* **SET TASK**: Pull out every line below that contains the word "اسلام".

* **RECORDS FOR THE EXERCISE**:
* * *

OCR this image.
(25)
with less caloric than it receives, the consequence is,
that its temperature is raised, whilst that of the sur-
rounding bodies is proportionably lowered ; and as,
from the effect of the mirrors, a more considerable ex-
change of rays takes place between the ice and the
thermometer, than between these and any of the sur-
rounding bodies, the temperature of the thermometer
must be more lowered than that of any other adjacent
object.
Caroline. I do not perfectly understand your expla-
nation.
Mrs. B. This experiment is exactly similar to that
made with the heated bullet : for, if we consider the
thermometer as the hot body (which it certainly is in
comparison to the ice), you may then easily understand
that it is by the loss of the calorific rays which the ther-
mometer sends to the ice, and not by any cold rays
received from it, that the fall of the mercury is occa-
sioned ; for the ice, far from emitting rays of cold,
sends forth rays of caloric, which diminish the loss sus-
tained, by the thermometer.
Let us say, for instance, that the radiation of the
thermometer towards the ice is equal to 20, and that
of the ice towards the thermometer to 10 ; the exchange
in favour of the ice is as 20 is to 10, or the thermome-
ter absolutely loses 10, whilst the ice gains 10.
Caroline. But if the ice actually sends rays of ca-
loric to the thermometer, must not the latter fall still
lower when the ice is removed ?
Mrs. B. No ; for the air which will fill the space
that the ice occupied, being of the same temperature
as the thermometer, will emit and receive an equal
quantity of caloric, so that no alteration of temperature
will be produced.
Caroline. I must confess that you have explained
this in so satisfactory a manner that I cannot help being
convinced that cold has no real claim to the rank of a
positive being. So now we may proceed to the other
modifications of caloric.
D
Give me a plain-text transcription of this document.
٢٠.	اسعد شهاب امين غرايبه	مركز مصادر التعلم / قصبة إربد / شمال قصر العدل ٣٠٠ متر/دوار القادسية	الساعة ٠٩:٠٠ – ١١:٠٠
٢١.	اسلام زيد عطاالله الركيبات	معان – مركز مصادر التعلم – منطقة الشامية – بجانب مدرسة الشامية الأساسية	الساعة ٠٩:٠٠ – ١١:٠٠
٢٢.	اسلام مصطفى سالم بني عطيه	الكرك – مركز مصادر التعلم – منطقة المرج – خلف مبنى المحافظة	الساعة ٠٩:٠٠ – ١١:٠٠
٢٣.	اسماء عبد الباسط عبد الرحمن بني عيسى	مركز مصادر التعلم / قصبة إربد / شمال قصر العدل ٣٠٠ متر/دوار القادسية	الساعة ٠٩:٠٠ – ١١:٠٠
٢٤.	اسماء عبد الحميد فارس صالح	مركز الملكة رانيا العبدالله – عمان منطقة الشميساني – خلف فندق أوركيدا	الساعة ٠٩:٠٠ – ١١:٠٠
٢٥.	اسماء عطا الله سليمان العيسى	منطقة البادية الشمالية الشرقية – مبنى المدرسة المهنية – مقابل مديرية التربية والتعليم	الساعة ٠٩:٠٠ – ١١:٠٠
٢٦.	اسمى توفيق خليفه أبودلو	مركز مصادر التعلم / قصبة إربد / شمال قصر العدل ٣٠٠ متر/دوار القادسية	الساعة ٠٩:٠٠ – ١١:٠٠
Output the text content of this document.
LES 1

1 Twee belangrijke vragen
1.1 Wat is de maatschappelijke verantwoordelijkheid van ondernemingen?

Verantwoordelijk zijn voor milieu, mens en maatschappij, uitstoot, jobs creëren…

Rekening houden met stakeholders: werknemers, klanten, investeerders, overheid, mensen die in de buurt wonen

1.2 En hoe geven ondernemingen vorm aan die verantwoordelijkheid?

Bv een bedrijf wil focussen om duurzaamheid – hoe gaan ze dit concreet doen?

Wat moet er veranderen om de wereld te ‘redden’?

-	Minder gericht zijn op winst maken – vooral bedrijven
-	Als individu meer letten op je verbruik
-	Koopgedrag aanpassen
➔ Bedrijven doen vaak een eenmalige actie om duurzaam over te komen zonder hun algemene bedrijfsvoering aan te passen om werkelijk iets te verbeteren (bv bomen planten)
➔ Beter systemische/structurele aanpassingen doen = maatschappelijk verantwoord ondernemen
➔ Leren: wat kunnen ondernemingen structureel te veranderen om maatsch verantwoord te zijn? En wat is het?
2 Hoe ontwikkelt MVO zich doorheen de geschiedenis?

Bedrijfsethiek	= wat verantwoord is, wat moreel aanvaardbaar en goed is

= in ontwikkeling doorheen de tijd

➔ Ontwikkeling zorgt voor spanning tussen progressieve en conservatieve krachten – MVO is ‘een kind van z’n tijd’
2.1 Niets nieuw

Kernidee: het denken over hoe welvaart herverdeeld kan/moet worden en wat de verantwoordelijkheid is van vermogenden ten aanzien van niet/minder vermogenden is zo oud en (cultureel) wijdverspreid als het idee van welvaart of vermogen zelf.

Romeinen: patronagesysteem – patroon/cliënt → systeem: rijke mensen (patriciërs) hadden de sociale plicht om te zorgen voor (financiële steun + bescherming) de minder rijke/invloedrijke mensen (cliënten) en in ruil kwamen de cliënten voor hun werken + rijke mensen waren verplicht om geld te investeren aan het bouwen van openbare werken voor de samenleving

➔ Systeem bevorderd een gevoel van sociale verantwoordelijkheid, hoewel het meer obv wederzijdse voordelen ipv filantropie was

* * *

* **SOLUTION TO THIS TASK**:
٢١.	اسلام زيد عطاالله الركيبات	معان – مركز مصادر التعلم – منطقة الشامية – بجانب مدرسة الشامية الأساسية	الساعة ٠٩:٠٠ – ١١:٠٠
٢٢.	اسلام مصطفى سالم بني عطيه	الكرك – مركز مصادر التعلم – منطقة المرج – خلف مبنى المحافظة	الساعة ٠٩:٠٠ – ١١:٠٠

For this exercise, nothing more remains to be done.